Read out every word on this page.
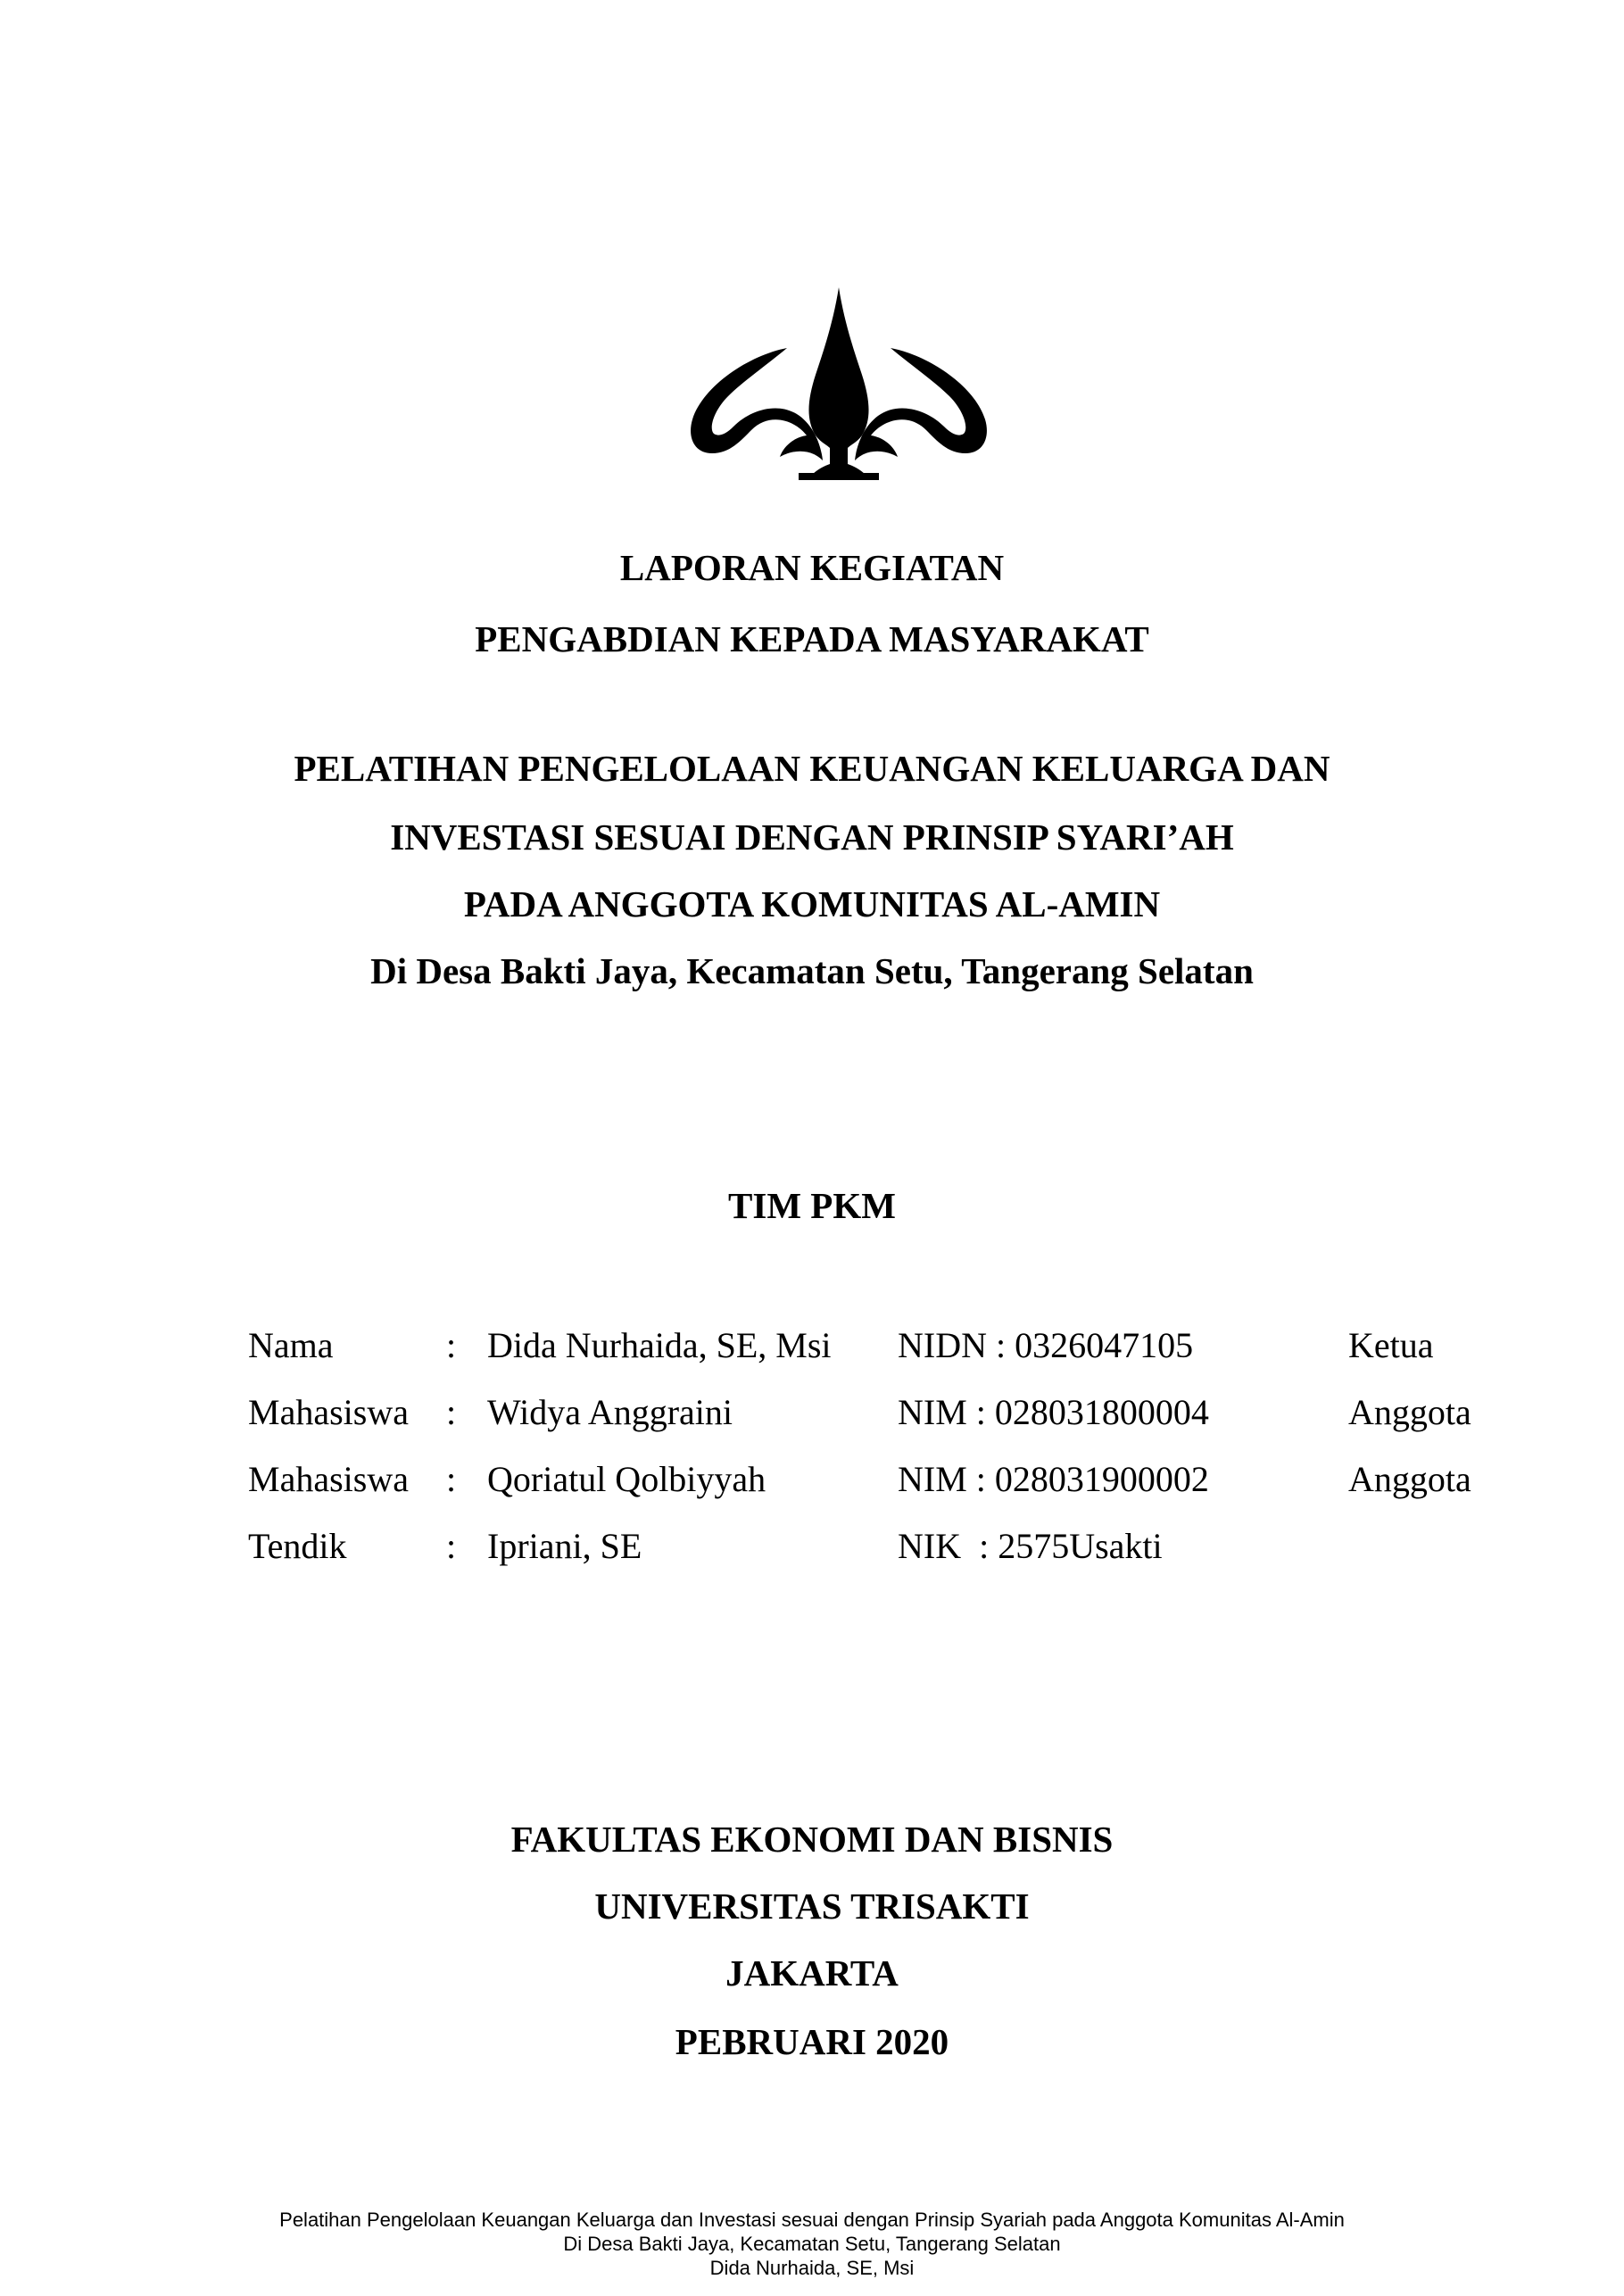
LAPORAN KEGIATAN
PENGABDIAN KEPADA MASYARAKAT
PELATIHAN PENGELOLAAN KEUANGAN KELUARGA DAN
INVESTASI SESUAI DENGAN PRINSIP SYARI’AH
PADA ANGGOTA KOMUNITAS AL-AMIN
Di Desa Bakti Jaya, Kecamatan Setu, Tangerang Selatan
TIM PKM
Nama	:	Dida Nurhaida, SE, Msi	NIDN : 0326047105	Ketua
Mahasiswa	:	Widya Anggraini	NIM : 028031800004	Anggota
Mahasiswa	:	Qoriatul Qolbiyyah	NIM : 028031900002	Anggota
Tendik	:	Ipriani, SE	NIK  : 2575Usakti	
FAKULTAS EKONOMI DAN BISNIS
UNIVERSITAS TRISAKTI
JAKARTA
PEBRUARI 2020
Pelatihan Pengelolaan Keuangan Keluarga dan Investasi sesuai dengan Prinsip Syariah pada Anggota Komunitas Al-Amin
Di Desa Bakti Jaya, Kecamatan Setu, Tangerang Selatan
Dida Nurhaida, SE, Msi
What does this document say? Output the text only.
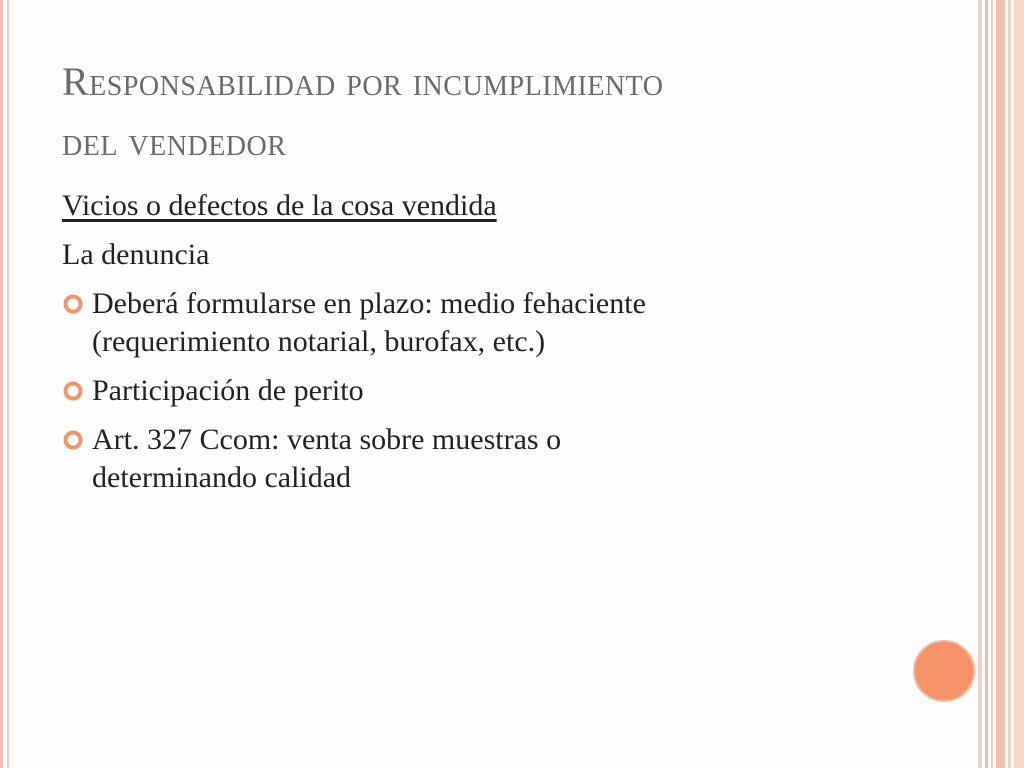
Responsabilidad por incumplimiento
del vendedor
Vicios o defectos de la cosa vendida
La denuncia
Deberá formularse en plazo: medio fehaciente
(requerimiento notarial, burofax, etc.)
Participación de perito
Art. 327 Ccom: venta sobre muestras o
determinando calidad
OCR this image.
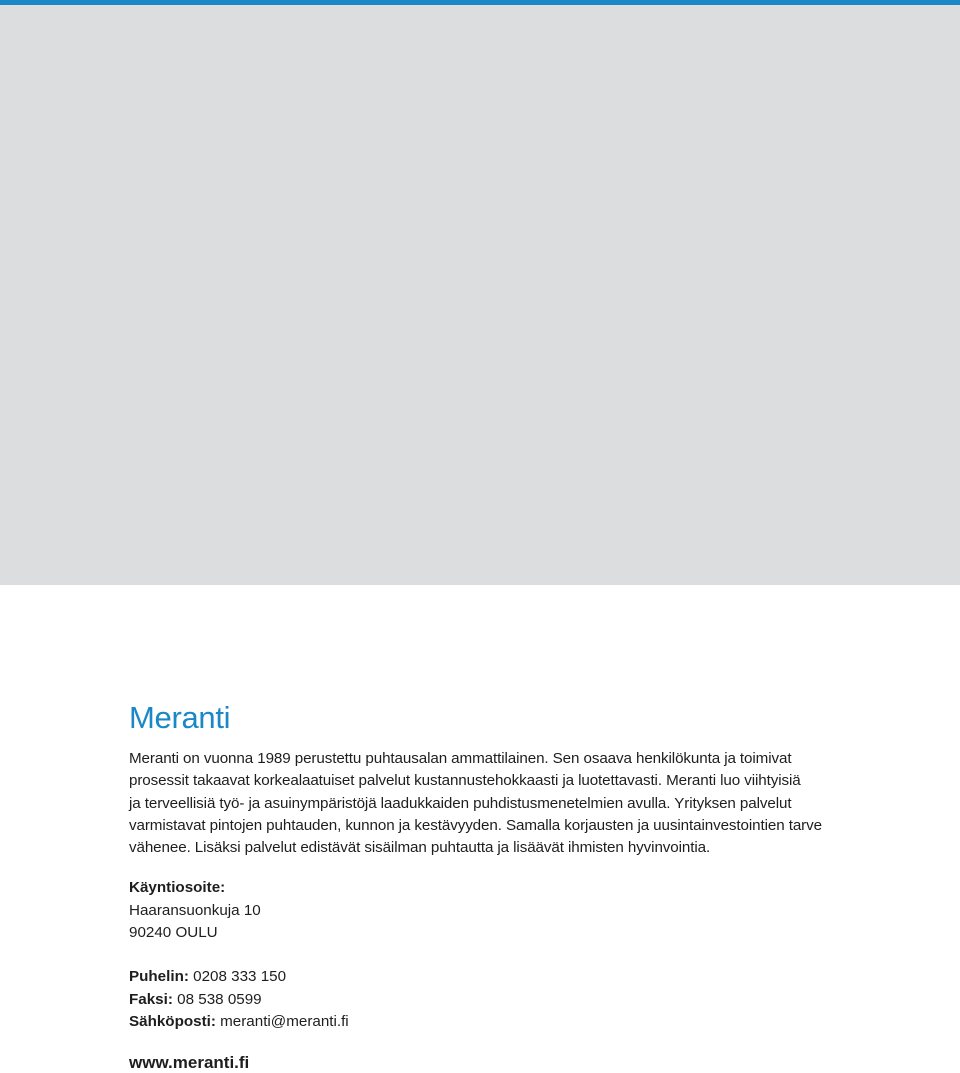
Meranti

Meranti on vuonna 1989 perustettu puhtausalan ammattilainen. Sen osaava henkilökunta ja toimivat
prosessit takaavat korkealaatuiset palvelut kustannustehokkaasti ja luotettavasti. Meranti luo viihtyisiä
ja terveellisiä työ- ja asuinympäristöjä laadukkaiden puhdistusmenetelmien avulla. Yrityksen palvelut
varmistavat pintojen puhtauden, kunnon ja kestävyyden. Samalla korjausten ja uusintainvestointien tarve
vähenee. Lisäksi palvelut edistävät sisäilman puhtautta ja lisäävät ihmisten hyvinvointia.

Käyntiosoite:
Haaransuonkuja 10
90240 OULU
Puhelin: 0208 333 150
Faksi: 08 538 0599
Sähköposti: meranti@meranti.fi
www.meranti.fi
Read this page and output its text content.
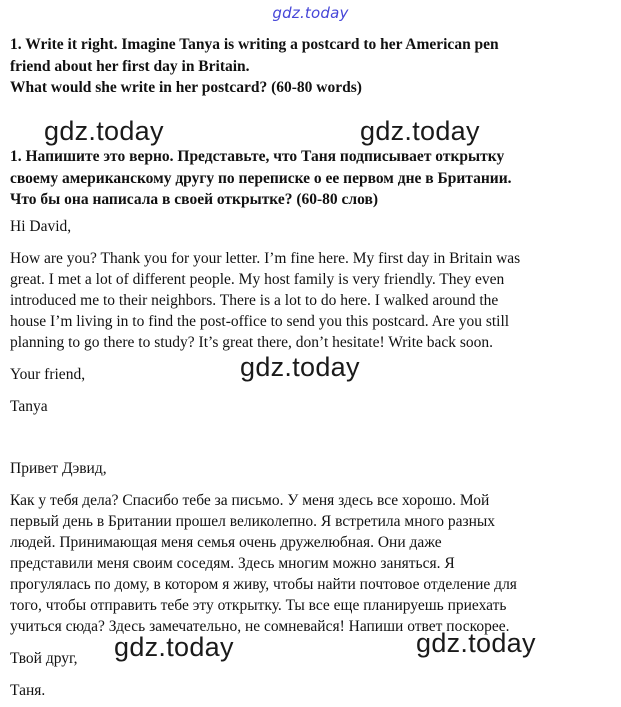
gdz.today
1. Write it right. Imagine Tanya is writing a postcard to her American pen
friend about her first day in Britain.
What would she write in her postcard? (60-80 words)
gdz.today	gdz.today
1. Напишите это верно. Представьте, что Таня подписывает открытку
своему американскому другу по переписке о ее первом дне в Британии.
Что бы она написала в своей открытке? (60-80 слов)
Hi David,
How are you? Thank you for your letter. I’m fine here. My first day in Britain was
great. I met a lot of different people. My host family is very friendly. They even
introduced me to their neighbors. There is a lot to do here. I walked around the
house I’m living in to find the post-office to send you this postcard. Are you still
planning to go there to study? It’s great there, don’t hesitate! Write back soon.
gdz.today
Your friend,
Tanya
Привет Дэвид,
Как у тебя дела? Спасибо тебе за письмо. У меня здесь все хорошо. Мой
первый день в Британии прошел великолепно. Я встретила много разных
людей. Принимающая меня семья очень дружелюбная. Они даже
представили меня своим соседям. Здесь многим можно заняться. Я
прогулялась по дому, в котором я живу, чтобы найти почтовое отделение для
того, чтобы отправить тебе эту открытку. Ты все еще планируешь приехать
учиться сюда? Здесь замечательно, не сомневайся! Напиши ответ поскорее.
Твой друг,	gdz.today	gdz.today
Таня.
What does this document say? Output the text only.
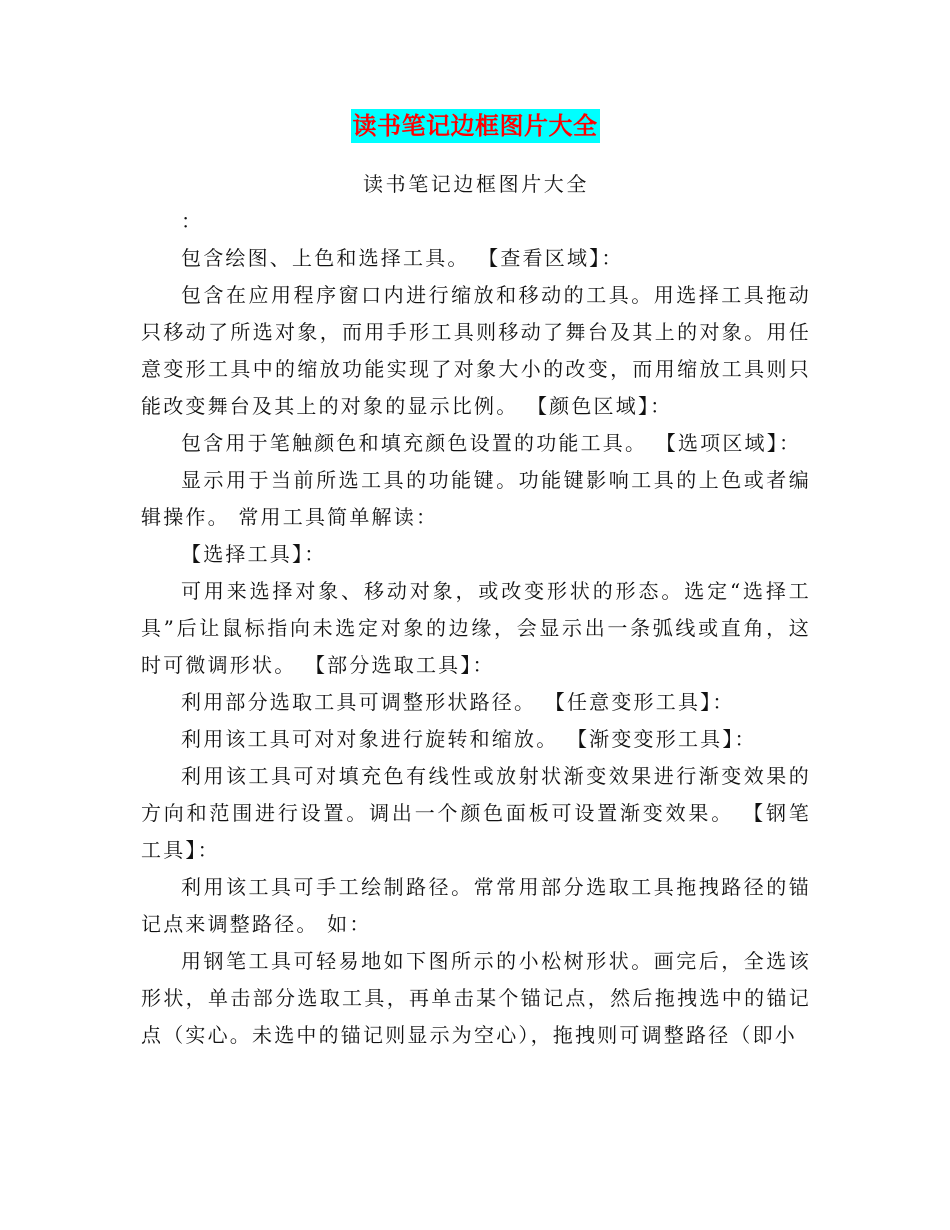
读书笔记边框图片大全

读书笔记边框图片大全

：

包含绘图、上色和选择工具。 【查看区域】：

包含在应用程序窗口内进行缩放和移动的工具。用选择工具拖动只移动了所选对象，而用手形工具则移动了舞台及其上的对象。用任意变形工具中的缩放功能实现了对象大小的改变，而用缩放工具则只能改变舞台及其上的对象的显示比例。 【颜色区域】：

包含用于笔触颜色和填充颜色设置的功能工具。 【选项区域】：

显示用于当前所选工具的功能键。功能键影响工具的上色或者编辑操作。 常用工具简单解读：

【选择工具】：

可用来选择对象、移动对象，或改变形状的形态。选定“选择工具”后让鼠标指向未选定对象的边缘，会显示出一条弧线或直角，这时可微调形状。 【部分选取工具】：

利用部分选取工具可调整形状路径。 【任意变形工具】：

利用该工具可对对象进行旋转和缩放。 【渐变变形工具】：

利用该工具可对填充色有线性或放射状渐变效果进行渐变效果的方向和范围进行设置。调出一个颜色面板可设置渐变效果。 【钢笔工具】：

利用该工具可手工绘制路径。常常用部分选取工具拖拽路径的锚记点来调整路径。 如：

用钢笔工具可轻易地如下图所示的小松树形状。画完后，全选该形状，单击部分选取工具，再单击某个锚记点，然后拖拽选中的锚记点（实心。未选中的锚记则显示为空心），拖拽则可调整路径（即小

WRITTEN PROBLEM
Every line should be retyped exactly, with the pictures omitted.

FULL ANSWER
Read out every word on this page.
LAPORAN KEGIATAN
PENGABDIAN KEPADA MASYARAKAT
PELATIHAN PENGELOLAAN KEUANGAN KELUARGA DAN
INVESTASI SESUAI DENGAN PRINSIP SYARI’AH
PADA ANGGOTA KOMUNITAS AL-AMIN
Di Desa Bakti Jaya, Kecamatan Setu, Tangerang Selatan
TIM PKM
Nama	:	Dida Nurhaida, SE, Msi	NIDN : 0326047105	Ketua
Mahasiswa	:	Widya Anggraini	NIM : 028031800004	Anggota
Mahasiswa	:	Qoriatul Qolbiyyah	NIM : 028031900002	Anggota
Tendik	:	Ipriani, SE	NIK  : 2575Usakti	
FAKULTAS EKONOMI DAN BISNIS
UNIVERSITAS TRISAKTI
JAKARTA
PEBRUARI 2020
Pelatihan Pengelolaan Keuangan Keluarga dan Investasi sesuai dengan Prinsip Syariah pada Anggota Komunitas Al-Amin
Di Desa Bakti Jaya, Kecamatan Setu, Tangerang Selatan
Dida Nurhaida, SE, Msi
What does this document say? Output the text only.
Responsabilidad por incumplimiento
del vendedor
Vicios o defectos de la cosa vendida
La denuncia
Deberá formularse en plazo: medio fehaciente
(requerimiento notarial, burofax, etc.)
Participación de perito
Art. 327 Ccom: venta sobre muestras o
determinando calidad
OCR this image.
Meranti

Meranti on vuonna 1989 perustettu puhtausalan ammattilainen. Sen osaava henkilökunta ja toimivat
prosessit takaavat korkealaatuiset palvelut kustannustehokkaasti ja luotettavasti. Meranti luo viihtyisiä
ja terveellisiä työ- ja asuinympäristöjä laadukkaiden puhdistusmenetelmien avulla. Yrityksen palvelut
varmistavat pintojen puhtauden, kunnon ja kestävyyden. Samalla korjausten ja uusintainvestointien tarve
vähenee. Lisäksi palvelut edistävät sisäilman puhtautta ja lisäävät ihmisten hyvinvointia.

Käyntiosoite:
Haaransuonkuja 10
90240 OULU
Puhelin: 0208 333 150
Faksi: 08 538 0599
Sähköposti: meranti@meranti.fi
www.meranti.fi
Read this page and output its text content.
gdz.today
1. Write it right. Imagine Tanya is writing a postcard to her American pen
friend about her first day in Britain.
What would she write in her postcard? (60-80 words)
gdz.today	gdz.today
1. Напишите это верно. Представьте, что Таня подписывает открытку
своему американскому другу по переписке о ее первом дне в Британии.
Что бы она написала в своей открытке? (60-80 слов)
Hi David,
How are you? Thank you for your letter. I’m fine here. My first day in Britain was
great. I met a lot of different people. My host family is very friendly. They even
introduced me to their neighbors. There is a lot to do here. I walked around the
house I’m living in to find the post-office to send you this postcard. Are you still
planning to go there to study? It’s great there, don’t hesitate! Write back soon.
gdz.today
Your friend,
Tanya
Привет Дэвид,
Как у тебя дела? Спасибо тебе за письмо. У меня здесь все хорошо. Мой
первый день в Британии прошел великолепно. Я встретила много разных
людей. Принимающая меня семья очень дружелюбная. Они даже
представили меня своим соседям. Здесь многим можно заняться. Я
прогулялась по дому, в котором я живу, чтобы найти почтовое отделение для
того, чтобы отправить тебе эту открытку. Ты все еще планируешь приехать
учиться сюда? Здесь замечательно, не сомневайся! Напиши ответ поскорее.
Твой друг,	gdz.today	gdz.today
Таня.
What does this document say? Output the text only.
读书笔记边框图片大全

读书笔记边框图片大全

：

包含绘图、上色和选择工具。 【查看区域】：

包含在应用程序窗口内进行缩放和移动的工具。用选择工具拖动只移动了所选对象，而用手形工具则移动了舞台及其上的对象。用任意变形工具中的缩放功能实现了对象大小的改变，而用缩放工具则只能改变舞台及其上的对象的显示比例。 【颜色区域】：

包含用于笔触颜色和填充颜色设置的功能工具。 【选项区域】：

显示用于当前所选工具的功能键。功能键影响工具的上色或者编辑操作。 常用工具简单解读：

【选择工具】：

可用来选择对象、移动对象，或改变形状的形态。选定“选择工具”后让鼠标指向未选定对象的边缘，会显示出一条弧线或直角，这时可微调形状。 【部分选取工具】：

利用部分选取工具可调整形状路径。 【任意变形工具】：

利用该工具可对对象进行旋转和缩放。 【渐变变形工具】：

利用该工具可对填充色有线性或放射状渐变效果进行渐变效果的方向和范围进行设置。调出一个颜色面板可设置渐变效果。 【钢笔工具】：

利用该工具可手工绘制路径。常常用部分选取工具拖拽路径的锚记点来调整路径。 如：

用钢笔工具可轻易地如下图所示的小松树形状。画完后，全选该形状，单击部分选取工具，再单击某个锚记点，然后拖拽选中的锚记点（实心。未选中的锚记则显示为空心），拖拽则可调整路径（即小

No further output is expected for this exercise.